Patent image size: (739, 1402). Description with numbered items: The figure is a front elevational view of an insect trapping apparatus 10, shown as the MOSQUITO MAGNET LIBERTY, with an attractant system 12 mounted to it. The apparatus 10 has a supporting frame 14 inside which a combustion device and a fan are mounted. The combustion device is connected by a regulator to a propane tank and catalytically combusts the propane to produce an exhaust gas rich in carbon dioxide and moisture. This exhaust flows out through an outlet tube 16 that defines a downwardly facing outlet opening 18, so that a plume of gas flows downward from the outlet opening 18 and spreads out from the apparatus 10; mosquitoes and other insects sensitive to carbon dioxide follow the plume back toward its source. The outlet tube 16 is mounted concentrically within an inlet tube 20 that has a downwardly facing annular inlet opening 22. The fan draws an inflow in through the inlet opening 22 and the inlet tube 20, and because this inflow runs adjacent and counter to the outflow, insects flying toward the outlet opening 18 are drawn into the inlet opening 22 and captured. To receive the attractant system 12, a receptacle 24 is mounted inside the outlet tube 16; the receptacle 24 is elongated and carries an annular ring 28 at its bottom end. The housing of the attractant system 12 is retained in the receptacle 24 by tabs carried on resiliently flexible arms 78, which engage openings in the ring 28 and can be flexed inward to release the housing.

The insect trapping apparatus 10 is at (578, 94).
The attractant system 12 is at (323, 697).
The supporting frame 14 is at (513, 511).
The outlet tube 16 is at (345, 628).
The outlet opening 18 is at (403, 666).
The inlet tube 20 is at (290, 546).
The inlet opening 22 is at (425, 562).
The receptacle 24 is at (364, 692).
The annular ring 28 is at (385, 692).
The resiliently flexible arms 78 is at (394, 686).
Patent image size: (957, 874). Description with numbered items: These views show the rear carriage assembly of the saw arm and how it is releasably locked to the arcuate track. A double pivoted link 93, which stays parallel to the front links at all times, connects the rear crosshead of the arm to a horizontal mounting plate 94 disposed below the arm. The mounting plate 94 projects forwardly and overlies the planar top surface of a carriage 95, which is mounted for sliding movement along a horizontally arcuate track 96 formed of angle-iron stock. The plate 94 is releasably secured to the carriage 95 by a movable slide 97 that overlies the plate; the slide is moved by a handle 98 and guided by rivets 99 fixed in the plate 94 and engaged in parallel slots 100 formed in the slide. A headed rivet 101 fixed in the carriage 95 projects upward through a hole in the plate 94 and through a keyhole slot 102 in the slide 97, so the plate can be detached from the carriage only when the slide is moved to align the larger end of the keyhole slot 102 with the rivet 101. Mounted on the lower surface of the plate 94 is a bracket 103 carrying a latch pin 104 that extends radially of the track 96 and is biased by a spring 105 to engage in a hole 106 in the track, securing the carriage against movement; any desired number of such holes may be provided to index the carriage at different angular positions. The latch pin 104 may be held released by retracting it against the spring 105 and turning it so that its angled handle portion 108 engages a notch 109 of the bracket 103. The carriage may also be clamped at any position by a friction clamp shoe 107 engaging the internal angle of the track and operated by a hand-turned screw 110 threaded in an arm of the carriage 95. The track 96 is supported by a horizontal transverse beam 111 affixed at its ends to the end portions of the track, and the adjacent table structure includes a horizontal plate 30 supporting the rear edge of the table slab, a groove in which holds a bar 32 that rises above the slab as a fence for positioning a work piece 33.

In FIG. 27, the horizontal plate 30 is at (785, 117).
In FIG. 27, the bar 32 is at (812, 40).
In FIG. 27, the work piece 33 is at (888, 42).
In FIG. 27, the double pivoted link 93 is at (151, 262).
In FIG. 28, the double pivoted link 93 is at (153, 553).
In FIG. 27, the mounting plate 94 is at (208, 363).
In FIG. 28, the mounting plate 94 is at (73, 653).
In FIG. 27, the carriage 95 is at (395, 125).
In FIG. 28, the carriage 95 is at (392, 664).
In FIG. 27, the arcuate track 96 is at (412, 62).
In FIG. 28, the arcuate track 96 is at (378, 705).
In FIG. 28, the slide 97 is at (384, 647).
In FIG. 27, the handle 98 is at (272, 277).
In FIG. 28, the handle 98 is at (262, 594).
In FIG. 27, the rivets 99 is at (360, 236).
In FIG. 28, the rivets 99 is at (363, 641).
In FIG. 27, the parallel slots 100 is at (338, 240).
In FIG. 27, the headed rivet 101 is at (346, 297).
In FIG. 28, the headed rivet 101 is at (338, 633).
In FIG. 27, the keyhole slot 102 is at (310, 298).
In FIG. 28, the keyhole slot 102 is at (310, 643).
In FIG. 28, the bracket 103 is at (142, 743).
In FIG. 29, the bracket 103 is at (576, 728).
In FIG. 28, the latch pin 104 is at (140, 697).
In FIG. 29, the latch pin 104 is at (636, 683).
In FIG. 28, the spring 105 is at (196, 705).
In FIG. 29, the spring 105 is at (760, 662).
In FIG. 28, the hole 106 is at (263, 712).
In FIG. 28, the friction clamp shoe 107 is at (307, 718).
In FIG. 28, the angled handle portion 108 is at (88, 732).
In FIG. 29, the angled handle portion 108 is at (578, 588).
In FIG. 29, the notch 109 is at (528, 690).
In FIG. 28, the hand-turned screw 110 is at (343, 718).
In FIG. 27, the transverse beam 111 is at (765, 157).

PROBLEM TO WORK ON: Could you render the lines from the start of the records through the line containing "The outlet tube 16 is at (345, 628)." as a JSON list of strings, one string per line, leaving out blank lines?

EXERCISE RESULT:
[
  "Patent image size: (739, 1402). Description with numbered items: The figure is a front elevational view of an insect trapping apparatus 10, shown as the MOSQUITO MAGNET LIBERTY, with an attractant system 12 mounted to it. The apparatus 10 has a supporting frame 14 inside which a combustion device and a fan are mounted. The combustion device is connected by a regulator to a propane tank and catalytically combusts the propane to produce an exhaust gas rich in carbon dioxide and moisture. This exhaust flows out through an outlet tube 16 that defines a downwardly facing outlet opening 18, so that a plume of gas flows downward from the outlet opening 18 and spreads out from the apparatus 10; mosquitoes and other insects sensitive to carbon dioxide follow the plume back toward its source. The outlet tube 16 is mounted concentrically within an inlet tube 20 that has a downwardly facing annular inlet opening 22. The fan draws an inflow in through the inlet opening 22 and the inlet tube 20, and because this inflow runs adjacent and counter to the outflow, insects flying toward the outlet opening 18 are drawn into the inlet opening 22 and captured. To receive the attractant system 12, a receptacle 24 is mounted inside the outlet tube 16; the receptacle 24 is elongated and carries an annular ring 28 at its bottom end. The housing of the attractant system 12 is retained in the receptacle 24 by tabs carried on resiliently flexible arms 78, which engage openings in the ring 28 and can be flexed inward to release the housing.",
  "The insect trapping apparatus 10 is at (578, 94).",
  "The attractant system 12 is at (323, 697).",
  "The supporting frame 14 is at (513, 511).",
  "The outlet tube 16 is at (345, 628)."
]